[Dataset items]

* * *

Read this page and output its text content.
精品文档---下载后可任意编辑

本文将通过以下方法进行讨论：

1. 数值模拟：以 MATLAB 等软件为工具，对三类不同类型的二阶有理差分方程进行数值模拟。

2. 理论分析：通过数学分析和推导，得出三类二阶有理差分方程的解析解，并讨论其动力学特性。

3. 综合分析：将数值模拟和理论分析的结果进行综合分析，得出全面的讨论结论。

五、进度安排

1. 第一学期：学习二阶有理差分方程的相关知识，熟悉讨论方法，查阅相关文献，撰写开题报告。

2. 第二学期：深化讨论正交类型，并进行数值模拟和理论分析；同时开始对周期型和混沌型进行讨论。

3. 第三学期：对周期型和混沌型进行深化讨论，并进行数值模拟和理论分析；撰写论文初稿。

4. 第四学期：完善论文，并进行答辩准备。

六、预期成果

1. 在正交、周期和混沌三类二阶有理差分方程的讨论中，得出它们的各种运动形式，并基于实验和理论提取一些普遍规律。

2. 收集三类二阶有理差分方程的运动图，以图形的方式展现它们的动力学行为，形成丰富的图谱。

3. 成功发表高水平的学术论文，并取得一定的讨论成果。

* * *

_Exercise:_
Nothing should be left out: repeat all of the data exactly.

_Output for this task:_
Read this page and output its text content.
精品文档---下载后可任意编辑

本文将通过以下方法进行讨论：

1. 数值模拟：以 MATLAB 等软件为工具，对三类不同类型的二阶有理差分方程进行数值模拟。

2. 理论分析：通过数学分析和推导，得出三类二阶有理差分方程的解析解，并讨论其动力学特性。

3. 综合分析：将数值模拟和理论分析的结果进行综合分析，得出全面的讨论结论。

五、进度安排

1. 第一学期：学习二阶有理差分方程的相关知识，熟悉讨论方法，查阅相关文献，撰写开题报告。

2. 第二学期：深化讨论正交类型，并进行数值模拟和理论分析；同时开始对周期型和混沌型进行讨论。

3. 第三学期：对周期型和混沌型进行深化讨论，并进行数值模拟和理论分析；撰写论文初稿。

4. 第四学期：完善论文，并进行答辩准备。

六、预期成果

1. 在正交、周期和混沌三类二阶有理差分方程的讨论中，得出它们的各种运动形式，并基于实验和理论提取一些普遍规律。

2. 收集三类二阶有理差分方程的运动图，以图形的方式展现它们的动力学行为，形成丰富的图谱。

3. 成功发表高水平的学术论文，并取得一定的讨论成果。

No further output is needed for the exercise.